### Data rows
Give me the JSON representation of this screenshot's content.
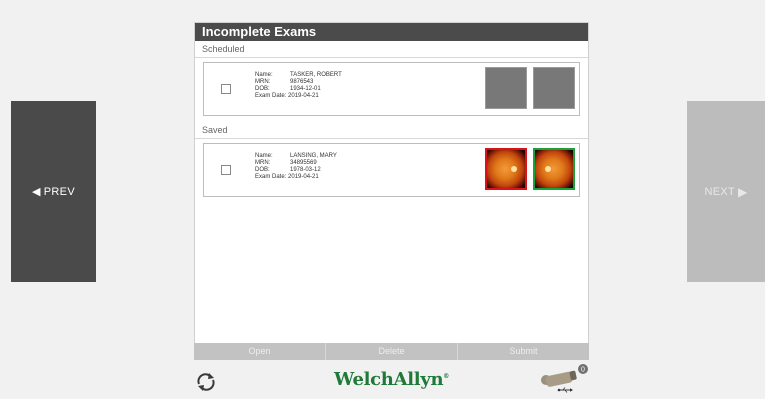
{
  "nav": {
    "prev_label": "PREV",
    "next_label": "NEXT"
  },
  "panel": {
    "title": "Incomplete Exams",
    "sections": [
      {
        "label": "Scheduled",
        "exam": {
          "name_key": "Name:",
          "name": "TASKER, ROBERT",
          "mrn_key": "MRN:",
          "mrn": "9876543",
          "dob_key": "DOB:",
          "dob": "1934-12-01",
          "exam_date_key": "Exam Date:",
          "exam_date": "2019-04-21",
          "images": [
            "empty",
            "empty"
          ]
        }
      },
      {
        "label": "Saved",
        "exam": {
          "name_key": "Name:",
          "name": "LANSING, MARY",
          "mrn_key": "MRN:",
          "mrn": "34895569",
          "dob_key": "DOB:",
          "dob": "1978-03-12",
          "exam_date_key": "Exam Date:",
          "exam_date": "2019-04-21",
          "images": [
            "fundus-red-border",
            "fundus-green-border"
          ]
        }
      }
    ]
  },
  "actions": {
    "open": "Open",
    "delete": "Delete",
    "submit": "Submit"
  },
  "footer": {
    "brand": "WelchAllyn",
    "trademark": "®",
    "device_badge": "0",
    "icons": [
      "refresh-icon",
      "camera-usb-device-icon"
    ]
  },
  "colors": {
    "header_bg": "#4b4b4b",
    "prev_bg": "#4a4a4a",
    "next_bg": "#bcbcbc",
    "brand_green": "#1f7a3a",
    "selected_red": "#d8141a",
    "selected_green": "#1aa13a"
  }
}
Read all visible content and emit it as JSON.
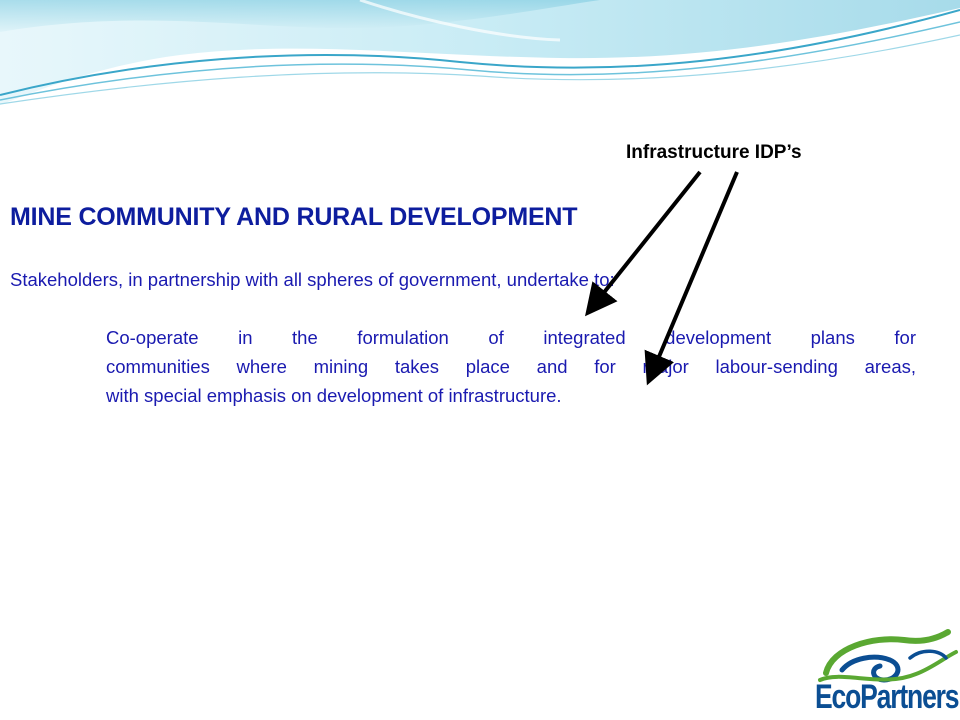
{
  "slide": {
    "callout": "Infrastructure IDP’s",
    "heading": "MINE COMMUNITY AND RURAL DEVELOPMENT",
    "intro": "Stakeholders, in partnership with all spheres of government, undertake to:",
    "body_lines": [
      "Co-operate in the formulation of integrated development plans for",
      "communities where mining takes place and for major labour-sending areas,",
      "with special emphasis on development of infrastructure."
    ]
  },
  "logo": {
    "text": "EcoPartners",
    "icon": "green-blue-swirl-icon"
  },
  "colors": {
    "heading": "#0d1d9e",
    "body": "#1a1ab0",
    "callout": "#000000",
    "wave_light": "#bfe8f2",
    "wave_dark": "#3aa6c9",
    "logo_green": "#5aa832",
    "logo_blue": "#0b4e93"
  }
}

==

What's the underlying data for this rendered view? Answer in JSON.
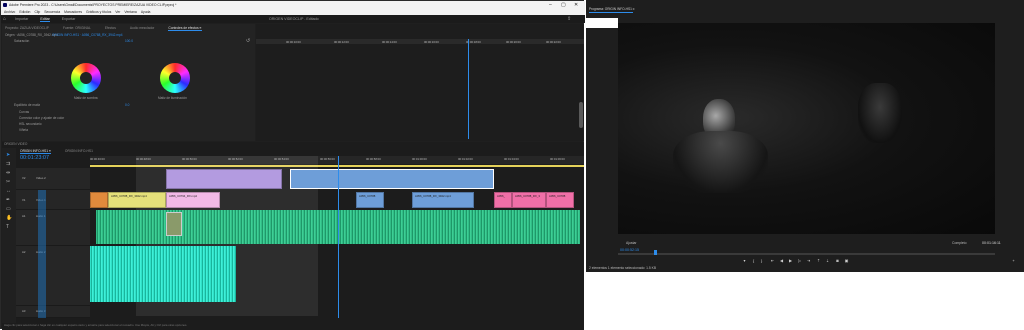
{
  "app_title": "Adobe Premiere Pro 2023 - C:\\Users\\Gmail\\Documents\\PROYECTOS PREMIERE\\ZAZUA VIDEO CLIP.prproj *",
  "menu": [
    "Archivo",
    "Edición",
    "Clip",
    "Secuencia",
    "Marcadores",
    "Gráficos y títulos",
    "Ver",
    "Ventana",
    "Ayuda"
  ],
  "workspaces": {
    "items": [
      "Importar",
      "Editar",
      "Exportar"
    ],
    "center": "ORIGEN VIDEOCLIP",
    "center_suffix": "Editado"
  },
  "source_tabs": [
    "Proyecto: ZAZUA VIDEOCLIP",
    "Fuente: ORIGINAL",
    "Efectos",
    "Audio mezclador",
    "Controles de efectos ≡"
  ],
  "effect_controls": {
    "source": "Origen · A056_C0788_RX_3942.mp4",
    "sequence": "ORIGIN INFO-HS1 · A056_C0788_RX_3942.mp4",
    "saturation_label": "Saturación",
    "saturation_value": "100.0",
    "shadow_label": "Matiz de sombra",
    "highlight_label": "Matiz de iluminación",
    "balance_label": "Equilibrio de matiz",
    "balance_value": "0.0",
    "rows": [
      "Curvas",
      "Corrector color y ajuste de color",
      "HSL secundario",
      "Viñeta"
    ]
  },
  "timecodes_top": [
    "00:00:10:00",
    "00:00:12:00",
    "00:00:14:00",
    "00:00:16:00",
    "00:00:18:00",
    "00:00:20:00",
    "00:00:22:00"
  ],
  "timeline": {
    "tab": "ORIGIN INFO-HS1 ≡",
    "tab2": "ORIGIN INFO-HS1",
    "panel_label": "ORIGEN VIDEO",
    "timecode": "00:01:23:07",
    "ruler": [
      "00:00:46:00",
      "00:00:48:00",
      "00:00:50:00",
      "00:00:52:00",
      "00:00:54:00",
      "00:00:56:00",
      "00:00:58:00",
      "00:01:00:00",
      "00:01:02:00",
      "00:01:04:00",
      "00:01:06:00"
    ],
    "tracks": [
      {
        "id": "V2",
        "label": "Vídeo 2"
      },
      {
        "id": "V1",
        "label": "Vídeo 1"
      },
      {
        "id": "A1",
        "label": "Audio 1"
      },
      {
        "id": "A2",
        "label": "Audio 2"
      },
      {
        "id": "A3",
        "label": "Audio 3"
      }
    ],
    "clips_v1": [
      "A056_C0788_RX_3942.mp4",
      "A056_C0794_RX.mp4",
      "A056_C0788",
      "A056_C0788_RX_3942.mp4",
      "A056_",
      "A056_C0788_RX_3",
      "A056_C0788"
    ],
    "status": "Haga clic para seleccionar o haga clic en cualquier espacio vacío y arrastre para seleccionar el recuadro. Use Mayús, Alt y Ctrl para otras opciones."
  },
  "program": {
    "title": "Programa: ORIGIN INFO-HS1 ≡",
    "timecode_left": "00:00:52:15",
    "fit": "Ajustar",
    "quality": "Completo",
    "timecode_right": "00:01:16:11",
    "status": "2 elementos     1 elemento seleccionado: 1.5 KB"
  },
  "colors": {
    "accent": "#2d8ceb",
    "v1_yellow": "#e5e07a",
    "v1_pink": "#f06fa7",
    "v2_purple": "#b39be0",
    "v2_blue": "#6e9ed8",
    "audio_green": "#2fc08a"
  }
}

---

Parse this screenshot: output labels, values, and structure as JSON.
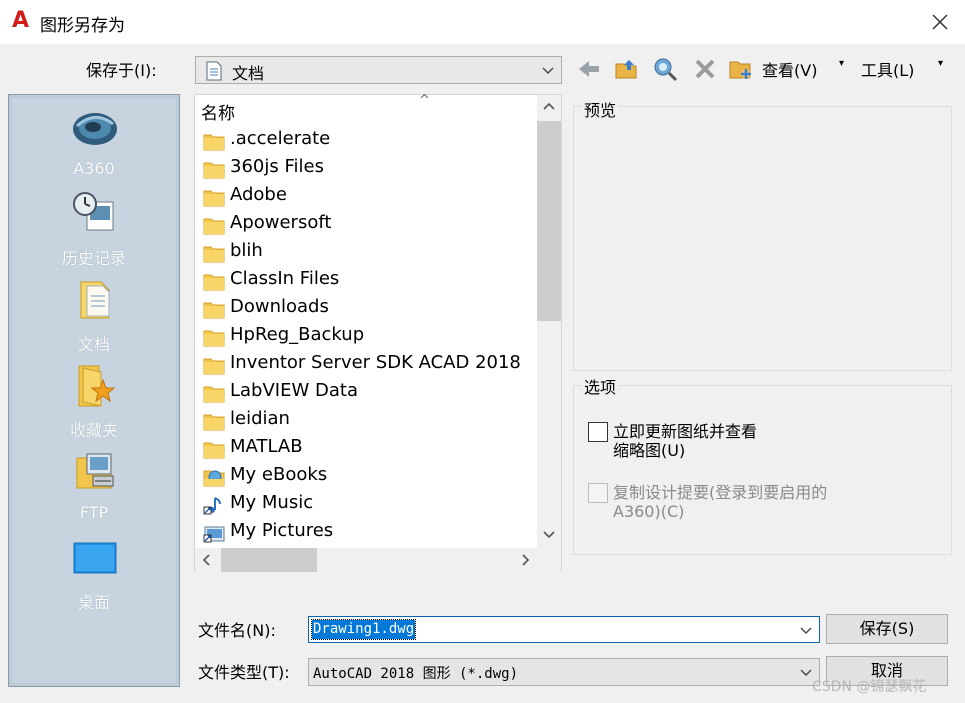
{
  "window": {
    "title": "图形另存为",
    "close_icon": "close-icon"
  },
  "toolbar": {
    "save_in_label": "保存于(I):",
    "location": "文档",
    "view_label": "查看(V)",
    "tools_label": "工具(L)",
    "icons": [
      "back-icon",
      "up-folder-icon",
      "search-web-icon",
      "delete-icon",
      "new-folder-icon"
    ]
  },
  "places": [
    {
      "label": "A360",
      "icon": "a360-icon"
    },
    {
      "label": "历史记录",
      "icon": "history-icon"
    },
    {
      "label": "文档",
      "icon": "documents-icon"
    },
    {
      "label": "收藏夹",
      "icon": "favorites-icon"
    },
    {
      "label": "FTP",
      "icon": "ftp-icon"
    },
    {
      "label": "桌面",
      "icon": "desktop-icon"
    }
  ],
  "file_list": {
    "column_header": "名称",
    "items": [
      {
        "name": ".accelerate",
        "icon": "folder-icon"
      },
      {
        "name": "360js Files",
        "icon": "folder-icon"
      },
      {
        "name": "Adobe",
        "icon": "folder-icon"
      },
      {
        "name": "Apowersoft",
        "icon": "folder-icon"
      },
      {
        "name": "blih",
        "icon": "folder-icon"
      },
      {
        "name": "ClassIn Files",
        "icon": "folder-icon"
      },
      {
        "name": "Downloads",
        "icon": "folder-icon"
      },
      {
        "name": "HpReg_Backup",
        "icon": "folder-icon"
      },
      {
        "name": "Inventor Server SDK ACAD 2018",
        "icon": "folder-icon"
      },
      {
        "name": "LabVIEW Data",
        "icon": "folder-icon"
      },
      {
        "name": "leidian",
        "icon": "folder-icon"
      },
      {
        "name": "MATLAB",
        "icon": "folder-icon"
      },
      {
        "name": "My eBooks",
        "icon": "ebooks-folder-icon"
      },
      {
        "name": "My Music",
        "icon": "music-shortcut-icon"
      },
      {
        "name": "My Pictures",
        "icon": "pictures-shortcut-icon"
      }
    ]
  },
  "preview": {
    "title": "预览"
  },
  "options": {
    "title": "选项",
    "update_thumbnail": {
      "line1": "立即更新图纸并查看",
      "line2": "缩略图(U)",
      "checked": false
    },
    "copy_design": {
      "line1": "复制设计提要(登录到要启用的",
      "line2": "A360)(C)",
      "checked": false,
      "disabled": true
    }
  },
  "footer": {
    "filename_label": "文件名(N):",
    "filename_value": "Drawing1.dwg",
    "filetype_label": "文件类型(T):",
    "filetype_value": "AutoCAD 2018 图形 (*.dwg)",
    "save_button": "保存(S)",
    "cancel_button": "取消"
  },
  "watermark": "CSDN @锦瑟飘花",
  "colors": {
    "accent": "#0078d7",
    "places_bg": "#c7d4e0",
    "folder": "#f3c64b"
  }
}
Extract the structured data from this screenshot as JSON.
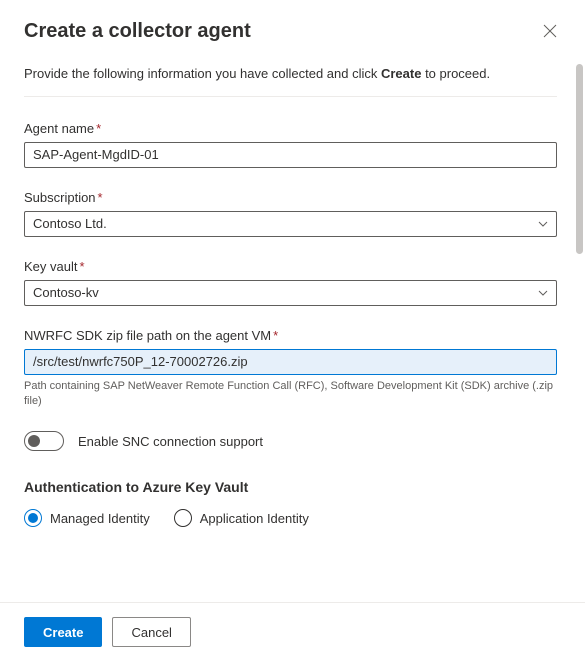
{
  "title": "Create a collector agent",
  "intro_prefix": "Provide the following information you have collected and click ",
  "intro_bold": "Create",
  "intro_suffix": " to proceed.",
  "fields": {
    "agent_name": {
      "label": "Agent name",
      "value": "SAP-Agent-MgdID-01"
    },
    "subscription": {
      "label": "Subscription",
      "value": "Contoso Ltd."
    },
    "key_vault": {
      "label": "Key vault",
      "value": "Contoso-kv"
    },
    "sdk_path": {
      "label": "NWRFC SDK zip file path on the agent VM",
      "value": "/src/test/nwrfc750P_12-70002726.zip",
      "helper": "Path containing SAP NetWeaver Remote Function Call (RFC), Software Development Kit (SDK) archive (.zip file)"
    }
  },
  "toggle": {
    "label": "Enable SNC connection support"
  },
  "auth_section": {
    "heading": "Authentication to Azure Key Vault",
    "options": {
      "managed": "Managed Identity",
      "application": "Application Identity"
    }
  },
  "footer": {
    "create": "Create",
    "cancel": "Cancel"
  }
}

### Requirements
Select the lines that carry the string "fundus" and copy them.

### Solution to the exercise
            "fundus-red-border",
            "fundus-green-border"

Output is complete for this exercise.